Return every line of the data below that includes the string "Zhang".

Data entries
┌──

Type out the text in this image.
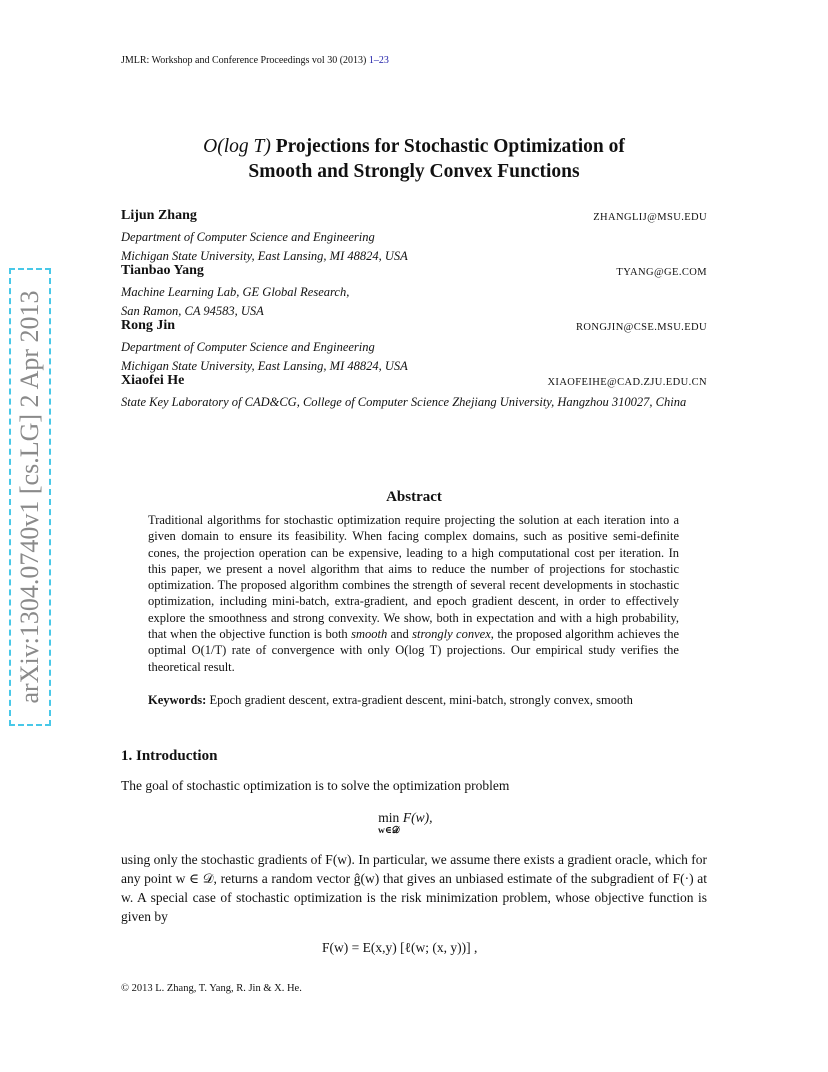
JMLR: Workshop and Conference Proceedings vol 30 (2013) 1–23
O(log T) Projections for Stochastic Optimization of
Smooth and Strongly Convex Functions
Lijun Zhang	ZHANGLIJ@MSU.EDU
Department of Computer Science and Engineering
Michigan State University, East Lansing, MI 48824, USA
Tianbao Yang	TYANG@GE.COM
Machine Learning Lab, GE Global Research,
San Ramon, CA 94583, USA
Rong Jin	RONGJIN@CSE.MSU.EDU
Department of Computer Science and Engineering
Michigan State University, East Lansing, MI 48824, USA
Xiaofei He	XIAOFEIHE@CAD.ZJU.EDU.CN
State Key Laboratory of CAD&CG, College of Computer Science Zhejiang University, Hangzhou 310027, China
Abstract
Traditional algorithms for stochastic optimization require projecting the solution at each iteration into a given domain to ensure its feasibility. When facing complex domains, such as positive semi-definite cones, the projection operation can be expensive, leading to a high computational cost per iteration. In this paper, we present a novel algorithm that aims to reduce the number of projections for stochastic optimization. The proposed algorithm combines the strength of several recent developments in stochastic optimization, including mini-batch, extra-gradient, and epoch gradient descent, in order to effectively explore the smoothness and strong convexity. We show, both in expectation and with a high probability, that when the objective function is both smooth and strongly convex, the proposed algorithm achieves the optimal O(1/T) rate of convergence with only O(log T) projections. Our empirical study verifies the theoretical result.
Keywords: Epoch gradient descent, extra-gradient descent, mini-batch, strongly convex, smooth
1. Introduction
The goal of stochastic optimization is to solve the optimization problem
min
w∈𝒟
F(w),
using only the stochastic gradients of F(w). In particular, we assume there exists a gradient oracle, which for any point w ∈ 𝒟, returns a random vector ĝ(w) that gives an unbiased estimate of the subgradient of F(·) at w. A special case of stochastic optimization is the risk minimization problem, whose objective function is given by
F(w) = E(x,y) [ℓ(w; (x, y))] ,
© 2013 L. Zhang, T. Yang, R. Jin & X. He.
arXiv:1304.0740v1 [cs.LG] 2 Apr 2013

└──

Task response:
Lijun Zhang	ZHANGLIJ@MSU.EDU
© 2013 L. Zhang, T. Yang, R. Jin & X. He.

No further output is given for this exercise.